(Saved data entries)
__________________________________________________
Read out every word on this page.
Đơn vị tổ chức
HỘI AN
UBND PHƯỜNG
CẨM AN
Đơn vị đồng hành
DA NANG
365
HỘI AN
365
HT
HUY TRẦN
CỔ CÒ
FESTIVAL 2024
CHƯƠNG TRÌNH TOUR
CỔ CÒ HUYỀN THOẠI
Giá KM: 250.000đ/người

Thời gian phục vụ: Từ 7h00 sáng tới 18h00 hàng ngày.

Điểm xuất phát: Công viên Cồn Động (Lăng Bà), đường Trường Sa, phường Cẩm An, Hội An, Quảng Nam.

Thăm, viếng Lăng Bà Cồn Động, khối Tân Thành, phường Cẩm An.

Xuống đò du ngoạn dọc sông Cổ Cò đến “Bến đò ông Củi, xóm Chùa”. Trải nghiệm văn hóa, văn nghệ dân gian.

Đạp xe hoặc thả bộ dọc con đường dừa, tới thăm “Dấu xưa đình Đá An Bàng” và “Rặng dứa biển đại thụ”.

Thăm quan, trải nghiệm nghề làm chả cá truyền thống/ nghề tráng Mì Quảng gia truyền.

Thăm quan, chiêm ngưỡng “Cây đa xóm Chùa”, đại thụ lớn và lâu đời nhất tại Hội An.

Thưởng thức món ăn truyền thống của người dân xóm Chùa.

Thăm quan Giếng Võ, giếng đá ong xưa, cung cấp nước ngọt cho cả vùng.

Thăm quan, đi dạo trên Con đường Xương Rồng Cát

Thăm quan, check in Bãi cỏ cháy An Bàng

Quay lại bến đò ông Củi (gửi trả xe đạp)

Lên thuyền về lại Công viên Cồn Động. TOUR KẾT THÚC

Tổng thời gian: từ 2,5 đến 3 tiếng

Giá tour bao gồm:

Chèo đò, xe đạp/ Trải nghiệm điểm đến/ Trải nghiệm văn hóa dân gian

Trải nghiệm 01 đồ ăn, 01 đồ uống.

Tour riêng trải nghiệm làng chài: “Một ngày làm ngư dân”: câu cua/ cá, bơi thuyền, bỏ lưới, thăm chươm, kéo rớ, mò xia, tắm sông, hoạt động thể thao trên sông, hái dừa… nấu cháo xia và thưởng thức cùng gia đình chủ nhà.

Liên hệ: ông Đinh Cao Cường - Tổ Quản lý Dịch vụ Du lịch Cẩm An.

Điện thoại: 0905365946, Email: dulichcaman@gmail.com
__________________________________________________
* [Task to complete]: Copy each line above where the string "Lăng" occurs.

* [Answer for this exercise]:
Điểm xuất phát: Công viên Cồn Động (Lăng Bà), đường Trường Sa, phường Cẩm An, Hội An, Quảng Nam.
Thăm, viếng Lăng Bà Cồn Động, khối Tân Thành, phường Cẩm An.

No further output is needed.